**WHAT IS NEEDED**
Rewrite all of the items, changing every "interactable" to "clickable" and leaving everything else untouched.

**DATA LISTING**
● ● ●
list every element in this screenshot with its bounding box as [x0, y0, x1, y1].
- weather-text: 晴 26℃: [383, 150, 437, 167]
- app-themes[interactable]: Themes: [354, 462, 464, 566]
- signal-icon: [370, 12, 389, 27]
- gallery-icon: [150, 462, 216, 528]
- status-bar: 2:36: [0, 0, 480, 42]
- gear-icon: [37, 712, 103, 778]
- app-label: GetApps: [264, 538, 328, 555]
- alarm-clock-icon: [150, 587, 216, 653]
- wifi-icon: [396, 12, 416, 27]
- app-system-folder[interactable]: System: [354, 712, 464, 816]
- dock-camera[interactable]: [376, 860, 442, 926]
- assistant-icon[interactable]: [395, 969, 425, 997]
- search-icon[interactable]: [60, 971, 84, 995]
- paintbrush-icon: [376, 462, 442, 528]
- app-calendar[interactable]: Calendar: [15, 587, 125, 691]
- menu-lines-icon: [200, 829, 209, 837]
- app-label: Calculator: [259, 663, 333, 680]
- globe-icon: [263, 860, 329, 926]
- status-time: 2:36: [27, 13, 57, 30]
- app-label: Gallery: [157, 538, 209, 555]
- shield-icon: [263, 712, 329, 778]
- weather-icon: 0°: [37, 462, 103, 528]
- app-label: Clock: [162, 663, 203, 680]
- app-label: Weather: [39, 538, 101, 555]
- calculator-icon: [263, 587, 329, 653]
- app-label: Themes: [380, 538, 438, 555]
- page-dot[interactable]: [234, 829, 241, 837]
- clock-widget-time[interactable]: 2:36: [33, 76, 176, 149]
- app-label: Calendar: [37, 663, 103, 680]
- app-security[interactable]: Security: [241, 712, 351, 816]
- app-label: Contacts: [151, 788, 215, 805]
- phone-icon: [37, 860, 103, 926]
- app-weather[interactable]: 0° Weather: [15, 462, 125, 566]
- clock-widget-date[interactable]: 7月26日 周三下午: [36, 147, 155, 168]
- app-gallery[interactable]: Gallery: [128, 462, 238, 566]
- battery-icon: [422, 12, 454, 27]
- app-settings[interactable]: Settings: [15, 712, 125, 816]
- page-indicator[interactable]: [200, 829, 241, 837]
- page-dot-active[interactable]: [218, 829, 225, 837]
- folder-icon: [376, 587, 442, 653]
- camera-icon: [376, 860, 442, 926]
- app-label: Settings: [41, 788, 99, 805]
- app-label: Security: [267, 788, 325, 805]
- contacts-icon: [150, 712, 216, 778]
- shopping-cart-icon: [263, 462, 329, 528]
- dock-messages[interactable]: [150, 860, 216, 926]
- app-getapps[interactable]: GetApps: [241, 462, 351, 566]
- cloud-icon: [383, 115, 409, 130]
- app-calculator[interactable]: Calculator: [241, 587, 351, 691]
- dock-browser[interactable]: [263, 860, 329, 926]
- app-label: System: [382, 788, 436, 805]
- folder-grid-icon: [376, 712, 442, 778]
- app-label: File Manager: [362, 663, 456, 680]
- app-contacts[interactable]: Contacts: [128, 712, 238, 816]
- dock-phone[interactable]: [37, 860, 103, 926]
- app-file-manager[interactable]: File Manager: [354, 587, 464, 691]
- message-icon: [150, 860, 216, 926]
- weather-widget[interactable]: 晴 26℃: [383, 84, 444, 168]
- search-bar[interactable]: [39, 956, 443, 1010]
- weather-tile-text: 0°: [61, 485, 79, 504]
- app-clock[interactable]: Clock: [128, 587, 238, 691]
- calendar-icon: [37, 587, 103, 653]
● ● ●
**TASK ANSWER**
list every element in this screenshot with its bounding box as [x0, y0, x1, y1].
- weather-text: 晴 26℃: [383, 150, 437, 167]
- app-themes[clickable]: Themes: [354, 462, 464, 566]
- signal-icon: [370, 12, 389, 27]
- gallery-icon: [150, 462, 216, 528]
- status-bar: 2:36: [0, 0, 480, 42]
- gear-icon: [37, 712, 103, 778]
- app-label: GetApps: [264, 538, 328, 555]
- alarm-clock-icon: [150, 587, 216, 653]
- wifi-icon: [396, 12, 416, 27]
- app-system-folder[clickable]: System: [354, 712, 464, 816]
- dock-camera[clickable]: [376, 860, 442, 926]
- assistant-icon[clickable]: [395, 969, 425, 997]
- search-icon[clickable]: [60, 971, 84, 995]
- paintbrush-icon: [376, 462, 442, 528]
- app-calendar[clickable]: Calendar: [15, 587, 125, 691]
- menu-lines-icon: [200, 829, 209, 837]
- app-label: Calculator: [259, 663, 333, 680]
- globe-icon: [263, 860, 329, 926]
- status-time: 2:36: [27, 13, 57, 30]
- app-label: Gallery: [157, 538, 209, 555]
- shield-icon: [263, 712, 329, 778]
- weather-icon: 0°: [37, 462, 103, 528]
- app-label: Clock: [162, 663, 203, 680]
- app-label: Weather: [39, 538, 101, 555]
- calculator-icon: [263, 587, 329, 653]
- app-label: Themes: [380, 538, 438, 555]
- page-dot[clickable]: [234, 829, 241, 837]
- clock-widget-time[clickable]: 2:36: [33, 76, 176, 149]
- app-label: Calendar: [37, 663, 103, 680]
- app-security[clickable]: Security: [241, 712, 351, 816]
- app-label: Contacts: [151, 788, 215, 805]
- phone-icon: [37, 860, 103, 926]
- app-weather[clickable]: 0° Weather: [15, 462, 125, 566]
- clock-widget-date[clickable]: 7月26日 周三下午: [36, 147, 155, 168]
- app-gallery[clickable]: Gallery: [128, 462, 238, 566]
- battery-icon: [422, 12, 454, 27]
- app-settings[clickable]: Settings: [15, 712, 125, 816]
- page-indicator[clickable]: [200, 829, 241, 837]
- page-dot-active[clickable]: [218, 829, 225, 837]
- folder-icon: [376, 587, 442, 653]
- camera-icon: [376, 860, 442, 926]
- app-label: Settings: [41, 788, 99, 805]
- app-label: Security: [267, 788, 325, 805]
- contacts-icon: [150, 712, 216, 778]
- shopping-cart-icon: [263, 462, 329, 528]
- dock-messages[clickable]: [150, 860, 216, 926]
- app-getapps[clickable]: GetApps: [241, 462, 351, 566]
- cloud-icon: [383, 115, 409, 130]
- app-calculator[clickable]: Calculator: [241, 587, 351, 691]
- dock-browser[clickable]: [263, 860, 329, 926]
- app-label: System: [382, 788, 436, 805]
- folder-grid-icon: [376, 712, 442, 778]
- app-label: File Manager: [362, 663, 456, 680]
- app-contacts[clickable]: Contacts: [128, 712, 238, 816]
- dock-phone[clickable]: [37, 860, 103, 926]
- app-file-manager[clickable]: File Manager: [354, 587, 464, 691]
- message-icon: [150, 860, 216, 926]
- weather-widget[clickable]: 晴 26℃: [383, 84, 444, 168]
- search-bar[clickable]: [39, 956, 443, 1010]
- weather-tile-text: 0°: [61, 485, 79, 504]
- app-clock[clickable]: Clock: [128, 587, 238, 691]
- calendar-icon: [37, 587, 103, 653]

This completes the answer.